4. Il 16 ottobre prenderà il via il XX congresso del Partito Comunista Cinese. Anche quello cinese, come ancora prima quello sovietico e italiano, si preannuncia un XX congresso di svolta: verrà, infatti, meno la regola, introdotta da Deng Xiaoping, che voleva il Presidente della Repubblica in carica due mandati soltanto. Pochi giorni dopo, l’8 novembre, si terranno negli Stati Uniti le elezioni di mid-term, in occasione delle quali verrà eletta l’intera Camera dei rappresentanti e un terzo del Senato. Quale impatto possono avere questi due grandi appuntamenti sulla guerra in Ucraina e, a cascata, sull’Europa? Una netta affermazione dei repubblicani – oggi più incerta di quanto non fosse prima dell’estate, come lei stesso ha notato – può determinare un allentamento della presa Usa sugli alleati europei in Ucraina, schiudendo dei margini di manovra autonomi per Macron e Scholz? In vista delle presidenziali 2024, la politica estera può rappresentare per i repubblicani il terreno in cui provare a minare la presidenza Biden?

*-*-*

:: Consegna 1 ::
Traduci in inglese questa frase dell'estratto: «Pochi giorni dopo, l’8 novembre, si terranno negli Stati Uniti le elezioni di mid-term, in occasione delle quali verrà eletta l’intera Camera dei rappresentanti e un terzo del Senato.»
:: Consegna 2 ::
Scrivi il seguito dell'estratto sul congresso del Partito Comunista Cinese e sulle elezioni di mid-term, partendo dopo l'ultima domanda.

*-*-*

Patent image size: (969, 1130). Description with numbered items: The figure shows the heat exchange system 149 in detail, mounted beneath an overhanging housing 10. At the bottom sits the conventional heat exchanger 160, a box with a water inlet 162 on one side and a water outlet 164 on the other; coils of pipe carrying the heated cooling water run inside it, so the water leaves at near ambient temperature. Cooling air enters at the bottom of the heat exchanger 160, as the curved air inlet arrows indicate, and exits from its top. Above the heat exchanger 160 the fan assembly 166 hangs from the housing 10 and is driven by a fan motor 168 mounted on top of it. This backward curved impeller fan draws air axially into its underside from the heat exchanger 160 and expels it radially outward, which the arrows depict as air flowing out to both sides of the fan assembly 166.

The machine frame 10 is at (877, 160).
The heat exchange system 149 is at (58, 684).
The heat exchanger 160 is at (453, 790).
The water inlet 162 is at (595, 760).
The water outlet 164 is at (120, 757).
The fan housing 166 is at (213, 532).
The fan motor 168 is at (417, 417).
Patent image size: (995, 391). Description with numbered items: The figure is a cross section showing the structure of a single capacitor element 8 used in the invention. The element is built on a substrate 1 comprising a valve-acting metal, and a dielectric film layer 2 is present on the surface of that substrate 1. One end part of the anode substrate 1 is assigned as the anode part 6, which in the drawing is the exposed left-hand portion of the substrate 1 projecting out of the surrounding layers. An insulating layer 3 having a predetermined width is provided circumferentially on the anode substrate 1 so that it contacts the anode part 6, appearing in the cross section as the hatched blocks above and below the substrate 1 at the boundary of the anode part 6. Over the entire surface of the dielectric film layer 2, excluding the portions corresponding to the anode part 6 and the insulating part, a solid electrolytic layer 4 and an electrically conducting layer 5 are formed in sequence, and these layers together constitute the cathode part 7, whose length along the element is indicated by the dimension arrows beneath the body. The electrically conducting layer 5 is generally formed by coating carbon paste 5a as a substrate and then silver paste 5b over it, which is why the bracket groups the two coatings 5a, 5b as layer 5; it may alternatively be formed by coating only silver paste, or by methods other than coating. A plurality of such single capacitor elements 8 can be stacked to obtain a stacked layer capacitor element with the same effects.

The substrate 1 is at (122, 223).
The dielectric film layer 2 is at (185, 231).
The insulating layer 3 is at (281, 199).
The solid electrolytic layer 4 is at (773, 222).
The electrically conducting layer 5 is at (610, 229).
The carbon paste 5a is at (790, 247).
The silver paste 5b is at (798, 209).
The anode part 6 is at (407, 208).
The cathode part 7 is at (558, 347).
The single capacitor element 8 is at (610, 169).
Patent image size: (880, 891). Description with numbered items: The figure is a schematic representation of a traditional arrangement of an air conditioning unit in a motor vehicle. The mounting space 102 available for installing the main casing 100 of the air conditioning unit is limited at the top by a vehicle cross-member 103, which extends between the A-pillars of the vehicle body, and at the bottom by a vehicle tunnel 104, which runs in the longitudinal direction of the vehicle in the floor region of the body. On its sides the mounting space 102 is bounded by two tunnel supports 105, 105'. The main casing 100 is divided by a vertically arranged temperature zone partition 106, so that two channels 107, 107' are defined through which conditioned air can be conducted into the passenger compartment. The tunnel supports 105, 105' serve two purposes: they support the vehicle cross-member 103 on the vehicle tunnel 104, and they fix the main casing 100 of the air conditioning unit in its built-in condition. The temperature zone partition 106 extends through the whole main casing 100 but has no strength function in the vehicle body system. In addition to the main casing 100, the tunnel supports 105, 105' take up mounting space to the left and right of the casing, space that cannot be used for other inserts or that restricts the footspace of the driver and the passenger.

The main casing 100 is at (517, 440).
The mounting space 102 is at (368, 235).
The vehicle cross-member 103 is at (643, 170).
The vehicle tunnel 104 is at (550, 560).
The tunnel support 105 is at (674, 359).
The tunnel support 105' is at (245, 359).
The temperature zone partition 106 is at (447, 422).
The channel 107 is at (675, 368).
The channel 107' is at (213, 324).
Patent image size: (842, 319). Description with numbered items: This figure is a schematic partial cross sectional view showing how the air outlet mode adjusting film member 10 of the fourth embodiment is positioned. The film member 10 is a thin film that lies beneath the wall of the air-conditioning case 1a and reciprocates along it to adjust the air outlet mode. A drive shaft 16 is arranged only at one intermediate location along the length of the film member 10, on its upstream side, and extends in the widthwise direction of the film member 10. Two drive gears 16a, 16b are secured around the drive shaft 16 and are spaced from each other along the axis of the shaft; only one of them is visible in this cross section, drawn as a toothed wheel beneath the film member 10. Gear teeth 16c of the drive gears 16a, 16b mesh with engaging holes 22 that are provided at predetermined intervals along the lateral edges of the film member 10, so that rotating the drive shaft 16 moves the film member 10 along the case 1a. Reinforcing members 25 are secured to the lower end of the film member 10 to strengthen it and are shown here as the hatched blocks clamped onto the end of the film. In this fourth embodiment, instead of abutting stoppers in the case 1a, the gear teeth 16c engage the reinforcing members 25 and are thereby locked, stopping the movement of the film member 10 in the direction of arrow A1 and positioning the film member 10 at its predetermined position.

*-*-*

:: Spazio risposta 1 ::
A few days later, on November 8, the midterm elections will be held in the United States, on which occasion the entire House of Representatives and one third of the Senate will be elected.

:: Spazio risposta 2 ::
Non credo che le elezioni di mid-term, qualsiasi sia il loro esito, possano andare a incidere sulla politica estera statunitense e le sue direttrici di fondo. Vi è per il momento un ampio consenso bipartisan sulla linea adottata rispetto all’Ucraina ovvero in merito alla necessità di promuovere un più robusto contenimento della Cina. La campagna dei repubblicani fa leva su altro – e cavalca la persistente polarizzazione – per mettere sulla difensiva i democratici: criminalità urbana in crescita da tre anni; immigrazione e questione sicurezza al confine meridionale; impopolarità di Biden, percepito (in parte a ragione) come leader fragile, anziano e non pienamente in controllo; inflazione e impatto sul potere d’acquisto. Diverso è se guardiamo oltre il 2022 e ci proiettiamo alle Presidenziali del 2024. Dove un eventuale ritorno (e vittoria) di Trump potrebbe avere un impatto anche sulla politica estera (anche se il suo precedente mandato ha mostrato uno scarto macroscopico tra retorica e azione, anche in virtù di un Senato che lo ha di molto limitato, ad esempio rispetto a un possibile reset delle relazioni con la Russia). Non sono uno studioso di Cina e non mi avventuro quindi in previsioni su cosa possa davvero implicare questo prolungamento della leadership di Xi; noto solo che la storia della repubblica popolare cinese è segnata da una dialettica intensa, e talvolta violenta, tra diverse fazioni e gruppi di potere del Partito Comunista. Un aspetto che non è venuto meno neanche con Xi, a dispetto degli sforzi di centralizzazione e disciplina. E qualcosa quindi a cui si dovrà prestare grande attenzione per comprendere gli sviluppi futuri.
Mario Del Pero è Professore Ordinario di Storia Internazionale e Storia degli Stati Uniti all’Institut d’études politiques – SciencesPo di Parigi, dove dirige il programma dottorale in storia e insegna corsi di storia globale e storia della politica estera statunitense.